■ EXERCISE: Restate the data exactly as given and keep the pictures out.

■ ENTRIES SUPPLIED:
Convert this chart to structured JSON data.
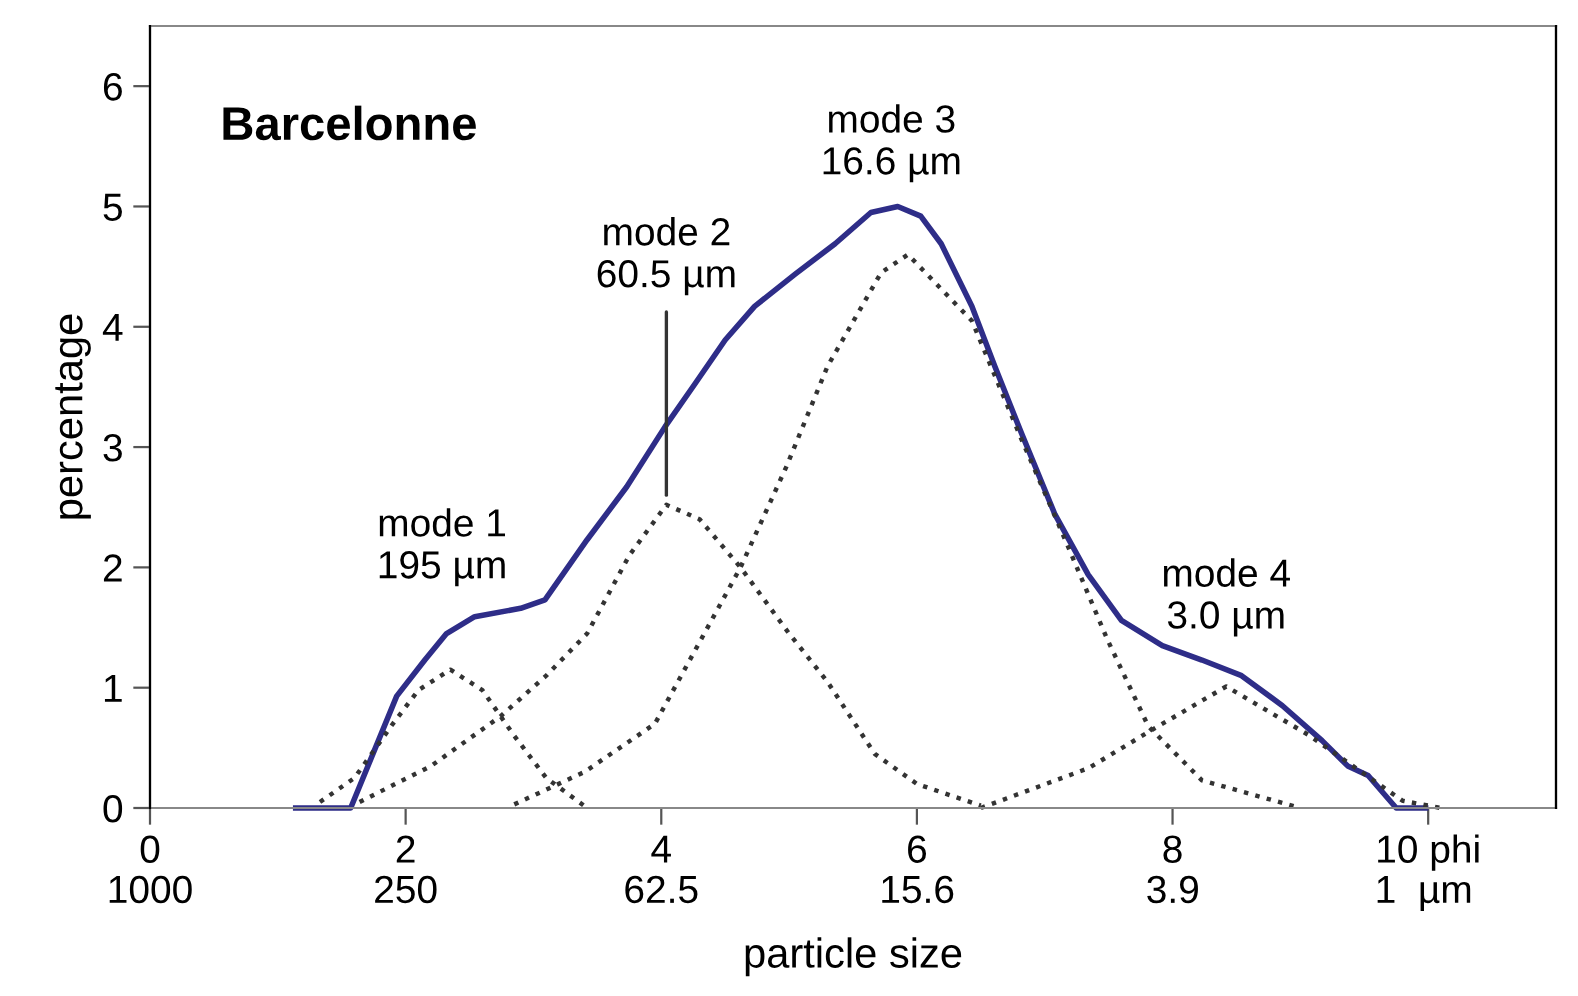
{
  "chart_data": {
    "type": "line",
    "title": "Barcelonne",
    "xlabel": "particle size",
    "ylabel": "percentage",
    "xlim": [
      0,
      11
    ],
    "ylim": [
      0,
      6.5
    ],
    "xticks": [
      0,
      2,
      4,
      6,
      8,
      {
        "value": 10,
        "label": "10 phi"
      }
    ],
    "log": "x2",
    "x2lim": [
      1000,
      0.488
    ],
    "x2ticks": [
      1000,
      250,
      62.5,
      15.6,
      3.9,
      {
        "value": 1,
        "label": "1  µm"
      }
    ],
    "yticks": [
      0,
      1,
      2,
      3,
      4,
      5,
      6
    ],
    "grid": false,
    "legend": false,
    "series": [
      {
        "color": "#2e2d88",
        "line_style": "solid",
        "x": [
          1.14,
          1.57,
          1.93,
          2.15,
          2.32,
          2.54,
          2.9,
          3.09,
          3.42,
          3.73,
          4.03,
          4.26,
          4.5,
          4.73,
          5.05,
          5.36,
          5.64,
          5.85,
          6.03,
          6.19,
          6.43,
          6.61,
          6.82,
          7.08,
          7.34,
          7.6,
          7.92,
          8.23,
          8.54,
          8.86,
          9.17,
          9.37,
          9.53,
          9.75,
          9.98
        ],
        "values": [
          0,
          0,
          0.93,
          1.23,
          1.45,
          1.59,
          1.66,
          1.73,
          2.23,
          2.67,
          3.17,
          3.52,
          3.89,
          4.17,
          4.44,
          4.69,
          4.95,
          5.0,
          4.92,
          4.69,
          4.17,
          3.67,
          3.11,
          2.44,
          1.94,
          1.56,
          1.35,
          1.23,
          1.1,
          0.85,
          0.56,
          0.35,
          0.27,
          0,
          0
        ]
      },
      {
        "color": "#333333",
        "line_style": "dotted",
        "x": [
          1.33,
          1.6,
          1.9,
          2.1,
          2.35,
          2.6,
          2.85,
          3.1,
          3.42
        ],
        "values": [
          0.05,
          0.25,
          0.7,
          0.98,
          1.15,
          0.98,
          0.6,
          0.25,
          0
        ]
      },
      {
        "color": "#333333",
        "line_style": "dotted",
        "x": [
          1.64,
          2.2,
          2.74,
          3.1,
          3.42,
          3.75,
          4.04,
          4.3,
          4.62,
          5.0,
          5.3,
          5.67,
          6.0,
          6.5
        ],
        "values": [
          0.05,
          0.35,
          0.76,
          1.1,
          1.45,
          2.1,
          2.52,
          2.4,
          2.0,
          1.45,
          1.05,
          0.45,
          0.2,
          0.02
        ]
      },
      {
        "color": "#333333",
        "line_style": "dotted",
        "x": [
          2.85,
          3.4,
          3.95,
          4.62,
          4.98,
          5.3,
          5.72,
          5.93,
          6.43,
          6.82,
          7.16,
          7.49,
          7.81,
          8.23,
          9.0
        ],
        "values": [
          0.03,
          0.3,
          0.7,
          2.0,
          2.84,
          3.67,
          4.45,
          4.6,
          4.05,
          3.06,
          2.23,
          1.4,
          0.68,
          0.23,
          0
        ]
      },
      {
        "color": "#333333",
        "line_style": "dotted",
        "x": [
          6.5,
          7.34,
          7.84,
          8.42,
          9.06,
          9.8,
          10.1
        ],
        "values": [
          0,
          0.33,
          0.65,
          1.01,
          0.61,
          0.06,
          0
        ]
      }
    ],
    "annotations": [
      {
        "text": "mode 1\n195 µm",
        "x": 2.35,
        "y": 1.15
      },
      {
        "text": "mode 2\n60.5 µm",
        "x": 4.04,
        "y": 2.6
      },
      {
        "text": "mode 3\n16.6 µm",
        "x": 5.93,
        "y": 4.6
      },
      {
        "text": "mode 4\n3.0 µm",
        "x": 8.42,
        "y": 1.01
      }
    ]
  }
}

■ EXERCISE SOLUTION:
Convert this chart to structured JSON data.
{
  "chart_data": {
    "type": "line",
    "title": "Barcelonne",
    "xlabel": "particle size",
    "ylabel": "percentage",
    "xlim": [
      0,
      11
    ],
    "ylim": [
      0,
      6.5
    ],
    "xticks": [
      0,
      2,
      4,
      6,
      8,
      {
        "value": 10,
        "label": "10 phi"
      }
    ],
    "log": "x2",
    "x2lim": [
      1000,
      0.488
    ],
    "x2ticks": [
      1000,
      250,
      62.5,
      15.6,
      3.9,
      {
        "value": 1,
        "label": "1  µm"
      }
    ],
    "yticks": [
      0,
      1,
      2,
      3,
      4,
      5,
      6
    ],
    "grid": false,
    "legend": false,
    "series": [
      {
        "color": "#2e2d88",
        "line_style": "solid",
        "x": [
          1.14,
          1.57,
          1.93,
          2.15,
          2.32,
          2.54,
          2.9,
          3.09,
          3.42,
          3.73,
          4.03,
          4.26,
          4.5,
          4.73,
          5.05,
          5.36,
          5.64,
          5.85,
          6.03,
          6.19,
          6.43,
          6.61,
          6.82,
          7.08,
          7.34,
          7.6,
          7.92,
          8.23,
          8.54,
          8.86,
          9.17,
          9.37,
          9.53,
          9.75,
          9.98
        ],
        "values": [
          0,
          0,
          0.93,
          1.23,
          1.45,
          1.59,
          1.66,
          1.73,
          2.23,
          2.67,
          3.17,
          3.52,
          3.89,
          4.17,
          4.44,
          4.69,
          4.95,
          5.0,
          4.92,
          4.69,
          4.17,
          3.67,
          3.11,
          2.44,
          1.94,
          1.56,
          1.35,
          1.23,
          1.1,
          0.85,
          0.56,
          0.35,
          0.27,
          0,
          0
        ]
      },
      {
        "color": "#333333",
        "line_style": "dotted",
        "x": [
          1.33,
          1.6,
          1.9,
          2.1,
          2.35,
          2.6,
          2.85,
          3.1,
          3.42
        ],
        "values": [
          0.05,
          0.25,
          0.7,
          0.98,
          1.15,
          0.98,
          0.6,
          0.25,
          0
        ]
      },
      {
        "color": "#333333",
        "line_style": "dotted",
        "x": [
          1.64,
          2.2,
          2.74,
          3.1,
          3.42,
          3.75,
          4.04,
          4.3,
          4.62,
          5.0,
          5.3,
          5.67,
          6.0,
          6.5
        ],
        "values": [
          0.05,
          0.35,
          0.76,
          1.1,
          1.45,
          2.1,
          2.52,
          2.4,
          2.0,
          1.45,
          1.05,
          0.45,
          0.2,
          0.02
        ]
      },
      {
        "color": "#333333",
        "line_style": "dotted",
        "x": [
          2.85,
          3.4,
          3.95,
          4.62,
          4.98,
          5.3,
          5.72,
          5.93,
          6.43,
          6.82,
          7.16,
          7.49,
          7.81,
          8.23,
          9.0
        ],
        "values": [
          0.03,
          0.3,
          0.7,
          2.0,
          2.84,
          3.67,
          4.45,
          4.6,
          4.05,
          3.06,
          2.23,
          1.4,
          0.68,
          0.23,
          0
        ]
      },
      {
        "color": "#333333",
        "line_style": "dotted",
        "x": [
          6.5,
          7.34,
          7.84,
          8.42,
          9.06,
          9.8,
          10.1
        ],
        "values": [
          0,
          0.33,
          0.65,
          1.01,
          0.61,
          0.06,
          0
        ]
      }
    ],
    "annotations": [
      {
        "text": "mode 1\n195 µm",
        "x": 2.35,
        "y": 1.15
      },
      {
        "text": "mode 2\n60.5 µm",
        "x": 4.04,
        "y": 2.6
      },
      {
        "text": "mode 3\n16.6 µm",
        "x": 5.93,
        "y": 4.6
      },
      {
        "text": "mode 4\n3.0 µm",
        "x": 8.42,
        "y": 1.01
      }
    ]
  }
}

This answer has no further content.